**Task goal:**
Copy out each line that has "で囲んでください" in it.

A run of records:
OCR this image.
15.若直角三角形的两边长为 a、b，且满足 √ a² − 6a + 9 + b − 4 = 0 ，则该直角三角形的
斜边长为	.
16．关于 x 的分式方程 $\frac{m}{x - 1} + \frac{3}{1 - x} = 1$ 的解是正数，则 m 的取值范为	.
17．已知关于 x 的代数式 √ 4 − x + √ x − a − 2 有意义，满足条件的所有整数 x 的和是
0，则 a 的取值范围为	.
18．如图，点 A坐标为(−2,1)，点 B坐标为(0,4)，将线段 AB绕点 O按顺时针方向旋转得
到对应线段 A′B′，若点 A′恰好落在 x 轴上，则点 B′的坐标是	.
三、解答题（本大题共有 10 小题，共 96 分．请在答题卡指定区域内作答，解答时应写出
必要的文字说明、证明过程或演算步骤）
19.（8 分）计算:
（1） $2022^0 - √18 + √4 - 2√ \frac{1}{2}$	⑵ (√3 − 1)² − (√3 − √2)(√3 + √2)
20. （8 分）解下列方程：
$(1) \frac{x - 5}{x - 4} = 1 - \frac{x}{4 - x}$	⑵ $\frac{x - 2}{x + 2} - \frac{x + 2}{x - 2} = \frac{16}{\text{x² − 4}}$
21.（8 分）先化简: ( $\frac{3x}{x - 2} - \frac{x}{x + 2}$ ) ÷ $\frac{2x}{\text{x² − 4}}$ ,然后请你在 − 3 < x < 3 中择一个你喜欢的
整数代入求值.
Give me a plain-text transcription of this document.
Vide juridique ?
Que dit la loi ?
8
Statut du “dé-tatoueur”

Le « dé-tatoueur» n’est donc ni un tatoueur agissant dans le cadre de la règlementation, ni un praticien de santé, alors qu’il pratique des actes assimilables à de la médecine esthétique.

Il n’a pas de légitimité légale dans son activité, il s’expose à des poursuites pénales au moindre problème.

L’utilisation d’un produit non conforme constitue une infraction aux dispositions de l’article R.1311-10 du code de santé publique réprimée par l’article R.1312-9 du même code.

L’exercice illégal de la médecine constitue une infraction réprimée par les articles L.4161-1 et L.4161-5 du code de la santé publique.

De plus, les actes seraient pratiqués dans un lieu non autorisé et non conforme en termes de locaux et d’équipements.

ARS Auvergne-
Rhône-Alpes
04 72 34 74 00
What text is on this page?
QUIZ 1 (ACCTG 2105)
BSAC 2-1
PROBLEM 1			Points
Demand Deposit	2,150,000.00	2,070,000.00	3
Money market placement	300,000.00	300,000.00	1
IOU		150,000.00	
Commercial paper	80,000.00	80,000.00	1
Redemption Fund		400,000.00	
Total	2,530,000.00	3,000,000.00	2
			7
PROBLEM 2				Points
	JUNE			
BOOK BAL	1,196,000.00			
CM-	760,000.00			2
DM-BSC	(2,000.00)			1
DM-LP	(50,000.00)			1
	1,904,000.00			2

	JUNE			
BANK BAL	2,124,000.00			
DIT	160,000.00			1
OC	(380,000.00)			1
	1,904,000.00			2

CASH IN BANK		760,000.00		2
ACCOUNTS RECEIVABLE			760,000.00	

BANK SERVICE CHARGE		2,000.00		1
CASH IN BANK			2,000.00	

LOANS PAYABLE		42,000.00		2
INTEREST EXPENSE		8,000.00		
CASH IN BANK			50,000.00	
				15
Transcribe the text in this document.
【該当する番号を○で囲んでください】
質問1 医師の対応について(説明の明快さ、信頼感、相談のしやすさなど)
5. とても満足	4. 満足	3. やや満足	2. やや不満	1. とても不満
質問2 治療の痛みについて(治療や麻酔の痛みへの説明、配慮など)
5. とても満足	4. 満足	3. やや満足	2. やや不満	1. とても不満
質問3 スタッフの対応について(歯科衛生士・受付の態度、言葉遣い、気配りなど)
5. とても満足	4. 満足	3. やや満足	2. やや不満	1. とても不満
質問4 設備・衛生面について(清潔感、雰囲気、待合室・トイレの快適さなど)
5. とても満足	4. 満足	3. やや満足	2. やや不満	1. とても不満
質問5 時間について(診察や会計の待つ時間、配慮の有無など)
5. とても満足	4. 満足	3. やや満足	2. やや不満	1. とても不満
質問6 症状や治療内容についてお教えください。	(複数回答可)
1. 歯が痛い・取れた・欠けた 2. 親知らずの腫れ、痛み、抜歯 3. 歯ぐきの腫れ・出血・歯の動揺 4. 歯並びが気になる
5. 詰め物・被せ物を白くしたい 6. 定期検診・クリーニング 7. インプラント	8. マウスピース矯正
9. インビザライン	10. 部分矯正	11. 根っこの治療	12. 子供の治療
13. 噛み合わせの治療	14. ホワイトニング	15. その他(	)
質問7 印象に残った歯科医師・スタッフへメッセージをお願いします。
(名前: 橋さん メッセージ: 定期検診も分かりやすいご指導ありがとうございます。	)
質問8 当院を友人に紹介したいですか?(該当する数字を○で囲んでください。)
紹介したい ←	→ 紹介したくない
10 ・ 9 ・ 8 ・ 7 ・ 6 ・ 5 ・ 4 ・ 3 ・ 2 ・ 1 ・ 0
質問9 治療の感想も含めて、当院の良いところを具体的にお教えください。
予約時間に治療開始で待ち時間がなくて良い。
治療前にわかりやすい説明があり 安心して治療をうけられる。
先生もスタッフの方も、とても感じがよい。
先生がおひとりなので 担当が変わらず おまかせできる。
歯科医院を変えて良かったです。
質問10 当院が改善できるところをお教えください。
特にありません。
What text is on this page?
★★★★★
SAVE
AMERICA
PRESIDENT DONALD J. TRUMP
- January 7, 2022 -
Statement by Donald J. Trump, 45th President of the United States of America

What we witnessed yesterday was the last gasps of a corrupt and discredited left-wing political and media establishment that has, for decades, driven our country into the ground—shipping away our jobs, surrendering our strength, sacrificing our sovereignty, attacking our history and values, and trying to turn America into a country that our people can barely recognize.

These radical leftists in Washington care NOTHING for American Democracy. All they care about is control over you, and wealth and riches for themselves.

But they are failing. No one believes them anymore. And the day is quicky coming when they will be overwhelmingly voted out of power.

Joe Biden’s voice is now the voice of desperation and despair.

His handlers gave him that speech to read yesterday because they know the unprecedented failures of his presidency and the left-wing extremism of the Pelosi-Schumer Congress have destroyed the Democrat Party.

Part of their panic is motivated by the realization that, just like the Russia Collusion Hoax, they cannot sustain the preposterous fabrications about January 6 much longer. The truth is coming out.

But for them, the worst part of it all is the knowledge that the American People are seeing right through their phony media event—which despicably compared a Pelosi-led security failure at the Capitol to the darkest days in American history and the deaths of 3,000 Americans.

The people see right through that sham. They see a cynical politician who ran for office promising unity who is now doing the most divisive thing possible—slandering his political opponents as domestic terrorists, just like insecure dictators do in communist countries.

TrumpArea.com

**Exercise output:**
【該当する番号を○で囲んでください】
質問8 当院を友人に紹介したいですか?(該当する数字を○で囲んでください。)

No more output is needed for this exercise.